→ SELECTED TEXT
^^^^^^^^
Why the Observer isn't a traditional newspaper
The Heights Observer’s strength—and its greatest weakness—is the way we come by the information that fills its pages. Every word is an unpaid contribution, uploaded directly to our publishing system by people from the CH-UH area we serve.
It’s a strength because it results in a publication people recognize as strongly reflecting the community. It’s a weakness because we can’t operate the way a traditional newspaper would—assigning reporters to cover important issues and events. There are a lot of goings-on people need or want to know about that we never publish, simply because nobody stepped up to gather the information and write an article. And unless someone comes forward with a seven-figure endowment, it’s not likely to change.
That’s because the news business isn’t the same as it used to be. Across the nation, one out of four newspapers have shut down since 2005. The trend is expected to continue, and those that remain employ fewer reporters to gather information.
During the 2008 recession, if we had tried to launch the Heights Observer on the traditional newspapering model, we wouldn't have found the money to get it off the ground, and it couldn't have survived the loss in revenue during the pandemic. We're glad to have a financially viable operating model, and our focus is on working within the constraints it imposes.
We regularly get calls or e-mails from people who want to direct us to stories that deserve coverage. Our answer is consistent: If there’s something you believe should be in the paper, please put it together and submit it to our member center at heightsobserver.org.
We know the idea of gathering facts and organizing them into an article is daunting for a lot of people. It can seem scary if you don't do it regularly. But it’s not rocket science either, and my experience is that with a little direction most people are able to put together an informative article.
Back when the paper was new, we offered a series of workshops on how to report and write for the Heights Observer. We ran them until the attendance tapered off, at which point we figured we had reached the people who were interested. But a decade has passed, and maybe it’s time to pick up the trainings again. At this point, we could offer them online. If you’d be interested in attending, please let me know by e-mail (firstname.lastname@example.org).
Please don’t lose sight of the important fact that the Heights Observer exists to serve the community, and it’s only as good as the articles the community provides.
Cleveland Heights resident Bob Rosenbaum is co-chair of the Heights Observer Advisory Committee, and is responsible for its advertising sales and market development.
^^^^^^^^
→ SUPPLIED RECORDS
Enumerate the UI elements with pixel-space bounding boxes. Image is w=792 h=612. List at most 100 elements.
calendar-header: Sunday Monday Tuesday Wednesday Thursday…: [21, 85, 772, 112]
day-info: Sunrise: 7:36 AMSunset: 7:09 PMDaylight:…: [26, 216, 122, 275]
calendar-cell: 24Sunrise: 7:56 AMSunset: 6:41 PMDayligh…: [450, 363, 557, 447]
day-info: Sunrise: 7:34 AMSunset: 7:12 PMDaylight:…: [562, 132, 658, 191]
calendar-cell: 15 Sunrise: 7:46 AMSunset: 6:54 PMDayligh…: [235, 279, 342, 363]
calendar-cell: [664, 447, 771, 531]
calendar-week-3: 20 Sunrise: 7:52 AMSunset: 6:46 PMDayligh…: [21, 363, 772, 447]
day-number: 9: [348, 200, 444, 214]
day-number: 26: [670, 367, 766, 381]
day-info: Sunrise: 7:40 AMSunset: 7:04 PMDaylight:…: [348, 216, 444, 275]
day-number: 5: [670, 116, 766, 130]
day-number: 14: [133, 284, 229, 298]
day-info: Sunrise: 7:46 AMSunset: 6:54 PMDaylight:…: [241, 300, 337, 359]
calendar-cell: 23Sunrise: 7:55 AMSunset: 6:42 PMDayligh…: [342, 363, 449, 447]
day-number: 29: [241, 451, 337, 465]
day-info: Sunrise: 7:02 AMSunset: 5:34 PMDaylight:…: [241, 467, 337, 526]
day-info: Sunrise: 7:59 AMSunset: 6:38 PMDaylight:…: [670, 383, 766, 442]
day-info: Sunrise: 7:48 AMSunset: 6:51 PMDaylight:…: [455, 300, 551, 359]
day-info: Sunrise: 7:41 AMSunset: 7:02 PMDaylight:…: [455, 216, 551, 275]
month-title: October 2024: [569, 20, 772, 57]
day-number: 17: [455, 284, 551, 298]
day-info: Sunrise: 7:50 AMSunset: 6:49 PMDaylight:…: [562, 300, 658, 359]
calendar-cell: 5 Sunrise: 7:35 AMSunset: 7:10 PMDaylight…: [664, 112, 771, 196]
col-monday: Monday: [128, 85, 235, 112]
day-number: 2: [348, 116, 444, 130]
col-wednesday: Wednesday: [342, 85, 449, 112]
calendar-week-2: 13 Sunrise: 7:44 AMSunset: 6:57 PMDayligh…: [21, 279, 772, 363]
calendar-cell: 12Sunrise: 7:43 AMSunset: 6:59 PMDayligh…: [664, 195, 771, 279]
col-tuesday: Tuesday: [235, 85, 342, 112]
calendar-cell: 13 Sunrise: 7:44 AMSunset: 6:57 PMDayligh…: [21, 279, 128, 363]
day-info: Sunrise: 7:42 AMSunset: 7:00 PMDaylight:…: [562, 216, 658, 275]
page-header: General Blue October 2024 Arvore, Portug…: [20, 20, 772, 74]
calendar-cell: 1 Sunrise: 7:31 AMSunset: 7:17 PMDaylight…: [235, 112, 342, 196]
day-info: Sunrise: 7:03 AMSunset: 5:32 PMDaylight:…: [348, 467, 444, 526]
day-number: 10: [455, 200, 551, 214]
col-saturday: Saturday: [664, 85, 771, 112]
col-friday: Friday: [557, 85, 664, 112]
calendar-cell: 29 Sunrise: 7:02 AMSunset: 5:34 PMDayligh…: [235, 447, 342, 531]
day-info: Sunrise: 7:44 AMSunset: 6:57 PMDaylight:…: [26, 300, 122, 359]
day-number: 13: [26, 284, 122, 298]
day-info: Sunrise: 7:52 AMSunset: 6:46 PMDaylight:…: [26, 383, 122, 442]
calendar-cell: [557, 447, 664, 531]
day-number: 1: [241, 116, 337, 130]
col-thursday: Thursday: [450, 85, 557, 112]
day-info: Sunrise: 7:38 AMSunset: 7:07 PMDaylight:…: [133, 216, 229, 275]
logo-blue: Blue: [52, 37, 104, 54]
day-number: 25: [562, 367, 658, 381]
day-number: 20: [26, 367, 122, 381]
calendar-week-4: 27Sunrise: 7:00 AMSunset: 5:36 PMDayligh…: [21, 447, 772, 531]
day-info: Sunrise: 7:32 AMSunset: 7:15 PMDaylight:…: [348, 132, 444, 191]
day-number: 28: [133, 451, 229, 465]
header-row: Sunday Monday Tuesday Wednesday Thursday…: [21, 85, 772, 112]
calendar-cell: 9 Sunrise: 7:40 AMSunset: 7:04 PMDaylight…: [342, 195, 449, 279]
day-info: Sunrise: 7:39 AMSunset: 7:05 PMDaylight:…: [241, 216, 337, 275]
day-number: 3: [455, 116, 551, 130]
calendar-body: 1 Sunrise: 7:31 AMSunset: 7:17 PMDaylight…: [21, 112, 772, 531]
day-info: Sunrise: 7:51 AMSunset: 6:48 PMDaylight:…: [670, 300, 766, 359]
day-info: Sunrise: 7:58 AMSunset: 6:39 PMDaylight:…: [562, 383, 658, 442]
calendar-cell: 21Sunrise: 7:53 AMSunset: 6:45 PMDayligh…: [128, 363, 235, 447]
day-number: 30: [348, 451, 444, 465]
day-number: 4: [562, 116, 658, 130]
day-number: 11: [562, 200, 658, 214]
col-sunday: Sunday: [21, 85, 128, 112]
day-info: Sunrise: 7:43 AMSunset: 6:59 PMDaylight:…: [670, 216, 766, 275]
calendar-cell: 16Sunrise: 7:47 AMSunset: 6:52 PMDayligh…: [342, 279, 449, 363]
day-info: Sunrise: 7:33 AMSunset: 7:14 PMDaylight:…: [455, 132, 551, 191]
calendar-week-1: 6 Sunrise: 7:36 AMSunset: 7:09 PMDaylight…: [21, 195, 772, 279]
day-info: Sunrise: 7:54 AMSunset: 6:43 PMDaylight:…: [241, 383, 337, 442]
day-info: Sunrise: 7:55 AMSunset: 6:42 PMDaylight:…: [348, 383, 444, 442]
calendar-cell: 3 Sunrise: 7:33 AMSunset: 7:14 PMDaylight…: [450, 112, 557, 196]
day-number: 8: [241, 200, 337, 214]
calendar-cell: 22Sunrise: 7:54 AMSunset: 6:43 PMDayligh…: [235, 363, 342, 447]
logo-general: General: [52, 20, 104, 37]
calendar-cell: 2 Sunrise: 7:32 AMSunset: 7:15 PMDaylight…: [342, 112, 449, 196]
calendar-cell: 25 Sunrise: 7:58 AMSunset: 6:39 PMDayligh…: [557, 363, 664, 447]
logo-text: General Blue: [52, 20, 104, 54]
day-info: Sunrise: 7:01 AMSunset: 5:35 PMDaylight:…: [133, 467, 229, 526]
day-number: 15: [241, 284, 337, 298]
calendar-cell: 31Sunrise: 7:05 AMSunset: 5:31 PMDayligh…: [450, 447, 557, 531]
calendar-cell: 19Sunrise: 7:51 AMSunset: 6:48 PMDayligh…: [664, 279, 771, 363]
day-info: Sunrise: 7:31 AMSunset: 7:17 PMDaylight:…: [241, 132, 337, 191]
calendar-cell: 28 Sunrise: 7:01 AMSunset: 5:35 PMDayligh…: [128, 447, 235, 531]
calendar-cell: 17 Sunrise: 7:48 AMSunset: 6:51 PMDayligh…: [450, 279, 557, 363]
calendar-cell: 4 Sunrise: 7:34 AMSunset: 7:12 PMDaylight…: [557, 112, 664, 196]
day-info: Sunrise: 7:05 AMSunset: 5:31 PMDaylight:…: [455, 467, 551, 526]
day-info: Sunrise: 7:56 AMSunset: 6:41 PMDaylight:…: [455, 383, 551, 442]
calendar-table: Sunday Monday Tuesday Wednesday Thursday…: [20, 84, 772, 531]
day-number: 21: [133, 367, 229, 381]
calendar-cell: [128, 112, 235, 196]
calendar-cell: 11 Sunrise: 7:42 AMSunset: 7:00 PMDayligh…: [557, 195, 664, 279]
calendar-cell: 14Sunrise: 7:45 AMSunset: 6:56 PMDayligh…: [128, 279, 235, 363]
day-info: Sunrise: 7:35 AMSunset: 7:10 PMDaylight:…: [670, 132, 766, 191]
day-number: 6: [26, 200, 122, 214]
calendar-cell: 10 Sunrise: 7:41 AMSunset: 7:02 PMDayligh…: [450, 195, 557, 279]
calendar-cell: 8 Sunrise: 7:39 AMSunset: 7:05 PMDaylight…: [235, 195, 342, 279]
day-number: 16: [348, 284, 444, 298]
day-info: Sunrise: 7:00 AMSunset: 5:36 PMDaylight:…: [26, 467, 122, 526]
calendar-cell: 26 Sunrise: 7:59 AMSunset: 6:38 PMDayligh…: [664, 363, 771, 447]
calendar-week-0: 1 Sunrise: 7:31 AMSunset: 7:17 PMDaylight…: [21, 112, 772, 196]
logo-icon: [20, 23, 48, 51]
^^^^^^^^
→ DESCRIPTION OF THE TASK
Return the part of the Heights Observer piece between "Back when the" and "and market development.", inclusive, copied word for word. The records are not used for any of this.

→ SOLUTION FOR THIS TASK
Back when the paper was new, we offered a series of workshops on how to report and write for the Heights Observer. We ran them until the attendance tapered off, at which point we figured we had reached the people who were interested. But a decade has passed, and maybe it’s time to pick up the trainings again. At this point, we could offer them online. If you’d be interested in attending, please let me know by e-mail (firstname.lastname@example.org).
Please don’t lose sight of the important fact that the Heights Observer exists to serve the community, and it’s only as good as the articles the community provides.
Cleveland Heights resident Bob Rosenbaum is co-chair of the Heights Observer Advisory Committee, and is responsible for its advertising sales and market development.